» What is asked
Leaving the pictures aside, transcribe every line below exactly.
——
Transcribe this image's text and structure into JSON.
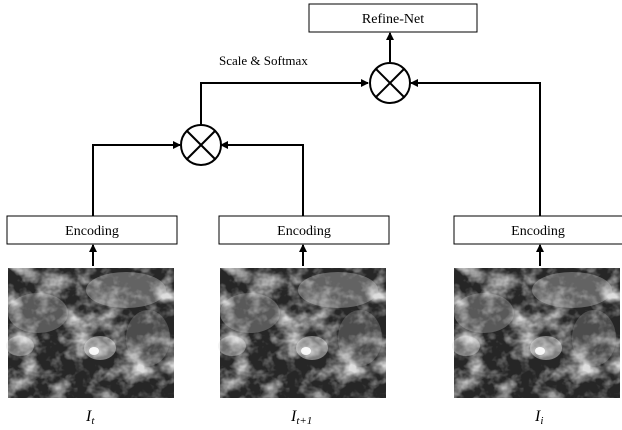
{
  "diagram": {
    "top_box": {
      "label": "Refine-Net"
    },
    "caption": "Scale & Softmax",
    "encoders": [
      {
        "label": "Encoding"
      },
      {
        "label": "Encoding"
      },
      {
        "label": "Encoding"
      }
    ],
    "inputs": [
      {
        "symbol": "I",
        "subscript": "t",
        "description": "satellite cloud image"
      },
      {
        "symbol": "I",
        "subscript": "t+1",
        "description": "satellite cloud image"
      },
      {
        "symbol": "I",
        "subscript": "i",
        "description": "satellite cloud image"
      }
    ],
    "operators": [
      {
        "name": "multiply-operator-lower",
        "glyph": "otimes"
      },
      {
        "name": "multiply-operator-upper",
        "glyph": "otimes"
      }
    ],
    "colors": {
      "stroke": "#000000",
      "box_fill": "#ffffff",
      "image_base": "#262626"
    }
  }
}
——
» Response to this task
Transcribe this image's text and structure into JSON.
{
  "diagram": {
    "top_box": {
      "label": "Refine-Net"
    },
    "caption": "Scale & Softmax",
    "encoders": [
      {
        "label": "Encoding"
      },
      {
        "label": "Encoding"
      },
      {
        "label": "Encoding"
      }
    ],
    "inputs": [
      {
        "symbol": "I",
        "subscript": "t",
        "description": "satellite cloud image"
      },
      {
        "symbol": "I",
        "subscript": "t+1",
        "description": "satellite cloud image"
      },
      {
        "symbol": "I",
        "subscript": "i",
        "description": "satellite cloud image"
      }
    ],
    "operators": [
      {
        "name": "multiply-operator-lower",
        "glyph": "otimes"
      },
      {
        "name": "multiply-operator-upper",
        "glyph": "otimes"
      }
    ],
    "colors": {
      "stroke": "#000000",
      "box_fill": "#ffffff",
      "image_base": "#262626"
    }
  }
}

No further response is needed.